* Recorded data:

※ ※ ※

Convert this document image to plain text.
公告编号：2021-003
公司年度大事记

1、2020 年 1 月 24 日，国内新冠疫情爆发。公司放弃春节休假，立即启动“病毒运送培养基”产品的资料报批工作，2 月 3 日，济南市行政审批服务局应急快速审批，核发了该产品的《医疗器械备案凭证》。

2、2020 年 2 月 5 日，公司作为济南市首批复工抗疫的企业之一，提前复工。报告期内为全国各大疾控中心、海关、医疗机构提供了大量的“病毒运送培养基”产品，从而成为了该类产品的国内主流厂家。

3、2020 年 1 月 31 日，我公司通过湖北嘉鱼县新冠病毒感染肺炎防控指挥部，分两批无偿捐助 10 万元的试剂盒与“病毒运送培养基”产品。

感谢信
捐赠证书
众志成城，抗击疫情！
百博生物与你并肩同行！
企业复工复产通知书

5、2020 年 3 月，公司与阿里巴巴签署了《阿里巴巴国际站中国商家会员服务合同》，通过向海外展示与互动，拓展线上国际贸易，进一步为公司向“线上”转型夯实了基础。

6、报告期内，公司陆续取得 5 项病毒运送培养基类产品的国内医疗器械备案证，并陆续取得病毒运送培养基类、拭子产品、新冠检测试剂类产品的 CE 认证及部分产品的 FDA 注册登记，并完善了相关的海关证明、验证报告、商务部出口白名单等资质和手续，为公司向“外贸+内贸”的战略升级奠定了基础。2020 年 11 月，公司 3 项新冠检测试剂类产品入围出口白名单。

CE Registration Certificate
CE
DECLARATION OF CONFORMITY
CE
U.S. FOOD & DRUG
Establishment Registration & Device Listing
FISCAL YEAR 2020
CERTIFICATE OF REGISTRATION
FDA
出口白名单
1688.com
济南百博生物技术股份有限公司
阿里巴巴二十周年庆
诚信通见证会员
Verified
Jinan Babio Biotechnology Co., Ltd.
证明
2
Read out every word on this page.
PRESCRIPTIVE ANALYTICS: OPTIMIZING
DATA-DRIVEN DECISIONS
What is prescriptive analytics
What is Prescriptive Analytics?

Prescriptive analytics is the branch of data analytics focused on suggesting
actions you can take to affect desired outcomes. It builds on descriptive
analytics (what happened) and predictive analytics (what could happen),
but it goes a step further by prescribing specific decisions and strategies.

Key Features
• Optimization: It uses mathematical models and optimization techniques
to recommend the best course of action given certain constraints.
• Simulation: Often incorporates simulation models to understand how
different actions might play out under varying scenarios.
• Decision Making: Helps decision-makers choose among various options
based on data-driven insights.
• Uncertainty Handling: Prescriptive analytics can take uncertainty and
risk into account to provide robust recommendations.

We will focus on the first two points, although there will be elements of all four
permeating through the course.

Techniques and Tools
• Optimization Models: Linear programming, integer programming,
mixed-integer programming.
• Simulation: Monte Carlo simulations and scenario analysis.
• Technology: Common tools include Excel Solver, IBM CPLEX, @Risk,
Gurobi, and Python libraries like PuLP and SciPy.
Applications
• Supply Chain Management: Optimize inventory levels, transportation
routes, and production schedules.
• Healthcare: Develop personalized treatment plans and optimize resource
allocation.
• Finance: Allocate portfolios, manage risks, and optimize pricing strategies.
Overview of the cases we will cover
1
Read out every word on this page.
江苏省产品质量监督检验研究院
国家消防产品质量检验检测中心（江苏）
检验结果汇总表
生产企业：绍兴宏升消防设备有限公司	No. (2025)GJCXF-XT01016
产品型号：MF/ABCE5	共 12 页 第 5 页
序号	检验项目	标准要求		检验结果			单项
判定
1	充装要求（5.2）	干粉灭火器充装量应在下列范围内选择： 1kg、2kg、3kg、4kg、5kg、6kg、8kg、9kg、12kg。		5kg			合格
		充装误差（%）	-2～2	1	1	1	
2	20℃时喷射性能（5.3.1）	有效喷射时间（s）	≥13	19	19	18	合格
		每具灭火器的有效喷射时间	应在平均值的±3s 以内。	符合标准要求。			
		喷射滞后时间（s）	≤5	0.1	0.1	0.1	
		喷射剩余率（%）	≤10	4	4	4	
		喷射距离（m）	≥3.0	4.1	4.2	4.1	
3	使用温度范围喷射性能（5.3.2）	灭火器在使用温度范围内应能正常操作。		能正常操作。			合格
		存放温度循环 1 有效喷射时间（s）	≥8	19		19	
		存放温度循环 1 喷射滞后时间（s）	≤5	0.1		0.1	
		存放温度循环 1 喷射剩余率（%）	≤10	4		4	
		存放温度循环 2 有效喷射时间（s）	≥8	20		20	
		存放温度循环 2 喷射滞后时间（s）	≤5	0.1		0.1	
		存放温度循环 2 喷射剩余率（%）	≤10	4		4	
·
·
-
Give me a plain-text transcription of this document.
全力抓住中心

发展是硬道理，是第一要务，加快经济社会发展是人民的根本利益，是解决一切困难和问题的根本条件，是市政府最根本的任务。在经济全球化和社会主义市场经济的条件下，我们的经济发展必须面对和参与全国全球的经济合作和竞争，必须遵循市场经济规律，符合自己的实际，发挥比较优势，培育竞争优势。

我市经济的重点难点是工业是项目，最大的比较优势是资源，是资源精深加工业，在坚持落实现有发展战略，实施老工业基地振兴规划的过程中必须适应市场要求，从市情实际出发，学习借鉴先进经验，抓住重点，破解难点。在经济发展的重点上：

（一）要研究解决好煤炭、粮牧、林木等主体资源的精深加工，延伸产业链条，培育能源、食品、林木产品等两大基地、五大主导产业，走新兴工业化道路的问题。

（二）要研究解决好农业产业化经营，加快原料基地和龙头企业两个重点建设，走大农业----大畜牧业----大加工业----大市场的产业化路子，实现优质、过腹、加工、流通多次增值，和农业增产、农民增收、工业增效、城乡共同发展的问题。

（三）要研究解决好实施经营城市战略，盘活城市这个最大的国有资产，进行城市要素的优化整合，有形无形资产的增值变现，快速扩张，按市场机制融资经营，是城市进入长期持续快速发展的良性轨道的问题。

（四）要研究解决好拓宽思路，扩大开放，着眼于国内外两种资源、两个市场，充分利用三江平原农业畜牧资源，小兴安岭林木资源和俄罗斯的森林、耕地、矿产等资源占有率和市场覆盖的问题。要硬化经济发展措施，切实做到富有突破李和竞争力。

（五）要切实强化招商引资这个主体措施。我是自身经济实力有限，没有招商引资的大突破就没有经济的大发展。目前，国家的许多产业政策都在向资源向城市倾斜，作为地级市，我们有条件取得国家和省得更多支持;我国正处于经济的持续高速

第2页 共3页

※ ※ ※

* Stated exercise: Go through the entries above and copy every line containing "Simulation".

* Exercise response:
• Simulation: Often incorporates simulation models to understand how
• Simulation: Monte Carlo simulations and scenario analysis.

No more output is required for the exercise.